**Problem details:**
Within the records below, find each line that holds the string "timestamp", then copy it.
**** Records provided ****
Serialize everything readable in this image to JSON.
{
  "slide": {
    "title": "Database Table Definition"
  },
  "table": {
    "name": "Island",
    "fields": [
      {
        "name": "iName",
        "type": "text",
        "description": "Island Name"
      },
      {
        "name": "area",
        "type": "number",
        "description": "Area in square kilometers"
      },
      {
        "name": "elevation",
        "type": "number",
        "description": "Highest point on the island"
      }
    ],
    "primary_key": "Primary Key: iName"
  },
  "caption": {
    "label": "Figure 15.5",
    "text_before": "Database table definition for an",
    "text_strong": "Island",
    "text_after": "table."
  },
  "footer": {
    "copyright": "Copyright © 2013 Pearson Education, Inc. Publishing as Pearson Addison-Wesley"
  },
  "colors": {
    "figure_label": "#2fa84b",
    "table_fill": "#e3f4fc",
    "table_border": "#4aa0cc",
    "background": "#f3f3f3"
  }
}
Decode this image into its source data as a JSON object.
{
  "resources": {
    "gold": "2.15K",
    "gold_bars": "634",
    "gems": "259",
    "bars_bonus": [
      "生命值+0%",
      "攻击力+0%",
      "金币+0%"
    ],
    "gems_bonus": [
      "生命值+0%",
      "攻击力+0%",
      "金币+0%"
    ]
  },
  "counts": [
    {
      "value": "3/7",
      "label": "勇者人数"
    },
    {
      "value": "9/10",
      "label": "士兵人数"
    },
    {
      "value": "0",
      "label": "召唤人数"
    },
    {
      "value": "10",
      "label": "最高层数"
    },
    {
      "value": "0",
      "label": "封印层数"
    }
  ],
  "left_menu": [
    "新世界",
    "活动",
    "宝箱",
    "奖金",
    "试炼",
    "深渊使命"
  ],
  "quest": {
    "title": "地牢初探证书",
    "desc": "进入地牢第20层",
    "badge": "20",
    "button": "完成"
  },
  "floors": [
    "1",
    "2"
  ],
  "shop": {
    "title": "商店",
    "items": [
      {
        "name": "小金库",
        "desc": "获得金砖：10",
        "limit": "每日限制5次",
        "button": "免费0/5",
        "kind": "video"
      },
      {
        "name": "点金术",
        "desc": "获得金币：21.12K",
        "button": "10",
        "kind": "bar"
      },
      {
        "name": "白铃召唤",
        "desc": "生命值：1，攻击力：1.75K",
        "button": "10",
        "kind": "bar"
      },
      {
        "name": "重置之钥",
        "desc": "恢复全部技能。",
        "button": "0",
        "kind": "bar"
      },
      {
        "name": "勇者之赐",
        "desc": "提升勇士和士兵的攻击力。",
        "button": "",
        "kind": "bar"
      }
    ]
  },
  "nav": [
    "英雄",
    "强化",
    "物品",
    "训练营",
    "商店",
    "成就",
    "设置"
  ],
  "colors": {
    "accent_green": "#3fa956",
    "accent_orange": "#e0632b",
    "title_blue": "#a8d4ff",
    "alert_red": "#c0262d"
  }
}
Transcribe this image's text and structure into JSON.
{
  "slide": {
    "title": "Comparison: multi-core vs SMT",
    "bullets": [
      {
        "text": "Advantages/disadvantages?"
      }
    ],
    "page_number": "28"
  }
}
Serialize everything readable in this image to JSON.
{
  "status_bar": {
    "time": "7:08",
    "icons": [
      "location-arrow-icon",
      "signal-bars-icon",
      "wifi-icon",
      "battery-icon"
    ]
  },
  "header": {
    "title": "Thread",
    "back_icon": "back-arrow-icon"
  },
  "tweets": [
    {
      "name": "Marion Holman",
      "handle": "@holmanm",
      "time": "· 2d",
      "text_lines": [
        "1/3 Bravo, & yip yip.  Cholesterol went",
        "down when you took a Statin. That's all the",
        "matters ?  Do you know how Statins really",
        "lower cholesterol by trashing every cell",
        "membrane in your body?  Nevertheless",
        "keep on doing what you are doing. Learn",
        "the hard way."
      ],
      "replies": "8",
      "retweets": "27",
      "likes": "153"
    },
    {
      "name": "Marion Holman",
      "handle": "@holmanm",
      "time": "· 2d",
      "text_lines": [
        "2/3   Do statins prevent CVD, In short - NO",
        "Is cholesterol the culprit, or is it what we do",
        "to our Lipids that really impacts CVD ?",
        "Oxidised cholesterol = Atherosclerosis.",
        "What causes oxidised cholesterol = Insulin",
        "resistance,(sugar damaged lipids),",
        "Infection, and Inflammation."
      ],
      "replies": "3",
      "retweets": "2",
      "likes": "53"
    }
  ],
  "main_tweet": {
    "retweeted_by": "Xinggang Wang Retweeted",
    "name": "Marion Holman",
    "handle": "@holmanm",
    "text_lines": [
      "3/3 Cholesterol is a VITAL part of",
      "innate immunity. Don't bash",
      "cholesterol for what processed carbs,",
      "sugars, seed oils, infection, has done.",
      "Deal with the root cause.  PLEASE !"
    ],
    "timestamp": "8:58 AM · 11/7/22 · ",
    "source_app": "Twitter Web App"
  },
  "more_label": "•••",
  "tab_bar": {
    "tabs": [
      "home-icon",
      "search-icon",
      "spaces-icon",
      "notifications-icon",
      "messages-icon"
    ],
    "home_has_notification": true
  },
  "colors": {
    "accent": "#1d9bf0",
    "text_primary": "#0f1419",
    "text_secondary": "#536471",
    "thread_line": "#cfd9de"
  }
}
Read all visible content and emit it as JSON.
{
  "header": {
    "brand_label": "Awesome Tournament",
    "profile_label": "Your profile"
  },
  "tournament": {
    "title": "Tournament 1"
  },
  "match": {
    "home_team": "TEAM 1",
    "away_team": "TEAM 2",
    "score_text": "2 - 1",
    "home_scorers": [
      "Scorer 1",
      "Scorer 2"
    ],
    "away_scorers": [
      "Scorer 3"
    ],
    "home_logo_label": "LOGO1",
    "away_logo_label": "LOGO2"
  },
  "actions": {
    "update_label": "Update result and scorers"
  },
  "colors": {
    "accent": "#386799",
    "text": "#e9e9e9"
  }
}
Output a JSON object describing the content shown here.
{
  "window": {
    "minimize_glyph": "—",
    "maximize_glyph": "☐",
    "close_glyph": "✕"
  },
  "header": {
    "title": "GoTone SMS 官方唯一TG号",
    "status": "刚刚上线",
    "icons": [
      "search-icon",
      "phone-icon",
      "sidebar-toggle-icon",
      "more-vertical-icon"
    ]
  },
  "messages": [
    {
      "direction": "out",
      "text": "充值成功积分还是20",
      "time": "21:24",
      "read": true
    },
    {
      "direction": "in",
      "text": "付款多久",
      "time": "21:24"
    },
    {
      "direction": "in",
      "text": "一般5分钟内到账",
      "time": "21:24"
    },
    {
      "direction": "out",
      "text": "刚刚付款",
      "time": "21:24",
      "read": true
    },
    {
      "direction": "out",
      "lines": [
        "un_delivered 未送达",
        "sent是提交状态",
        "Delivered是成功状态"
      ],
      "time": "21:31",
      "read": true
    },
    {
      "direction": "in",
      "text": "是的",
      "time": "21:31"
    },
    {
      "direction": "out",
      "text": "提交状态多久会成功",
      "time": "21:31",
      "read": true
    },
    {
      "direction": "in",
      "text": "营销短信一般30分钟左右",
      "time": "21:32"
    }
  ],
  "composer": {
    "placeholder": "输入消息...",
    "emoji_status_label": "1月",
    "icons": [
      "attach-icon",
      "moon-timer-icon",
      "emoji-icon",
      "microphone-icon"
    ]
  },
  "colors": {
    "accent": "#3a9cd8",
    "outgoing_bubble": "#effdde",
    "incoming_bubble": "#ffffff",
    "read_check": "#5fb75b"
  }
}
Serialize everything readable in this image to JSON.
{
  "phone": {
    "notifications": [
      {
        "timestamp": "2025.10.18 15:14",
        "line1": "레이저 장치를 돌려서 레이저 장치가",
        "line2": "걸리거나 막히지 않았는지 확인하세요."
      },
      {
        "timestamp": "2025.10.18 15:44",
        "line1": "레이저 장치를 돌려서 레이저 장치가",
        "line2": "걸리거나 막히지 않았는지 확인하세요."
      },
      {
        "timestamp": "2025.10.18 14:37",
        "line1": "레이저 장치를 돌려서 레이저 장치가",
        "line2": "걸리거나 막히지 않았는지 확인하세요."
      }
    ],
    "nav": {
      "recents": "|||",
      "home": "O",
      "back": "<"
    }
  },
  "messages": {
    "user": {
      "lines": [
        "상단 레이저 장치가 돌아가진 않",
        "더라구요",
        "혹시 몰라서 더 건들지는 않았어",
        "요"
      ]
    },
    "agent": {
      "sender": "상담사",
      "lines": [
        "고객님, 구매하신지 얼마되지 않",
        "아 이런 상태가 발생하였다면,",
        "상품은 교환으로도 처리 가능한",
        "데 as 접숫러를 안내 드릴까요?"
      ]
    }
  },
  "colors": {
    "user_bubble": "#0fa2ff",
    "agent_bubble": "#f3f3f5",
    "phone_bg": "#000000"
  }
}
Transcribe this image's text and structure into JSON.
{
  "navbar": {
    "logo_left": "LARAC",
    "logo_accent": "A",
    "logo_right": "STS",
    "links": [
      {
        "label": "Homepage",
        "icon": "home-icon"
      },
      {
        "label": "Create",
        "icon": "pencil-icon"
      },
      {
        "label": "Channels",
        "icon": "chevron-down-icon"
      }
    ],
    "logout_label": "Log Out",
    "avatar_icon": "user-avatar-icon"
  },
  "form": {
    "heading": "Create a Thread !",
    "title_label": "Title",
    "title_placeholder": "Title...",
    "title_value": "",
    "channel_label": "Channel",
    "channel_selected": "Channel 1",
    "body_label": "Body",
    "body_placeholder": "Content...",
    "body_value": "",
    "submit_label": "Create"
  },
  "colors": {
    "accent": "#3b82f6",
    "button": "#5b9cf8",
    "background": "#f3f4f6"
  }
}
****
**Output for this exercise:**
    "timestamp": "8:58 AM · 11/7/22 · ",
        "timestamp": "2025.10.18 15:14",
        "timestamp": "2025.10.18 15:44",
        "timestamp": "2025.10.18 14:37",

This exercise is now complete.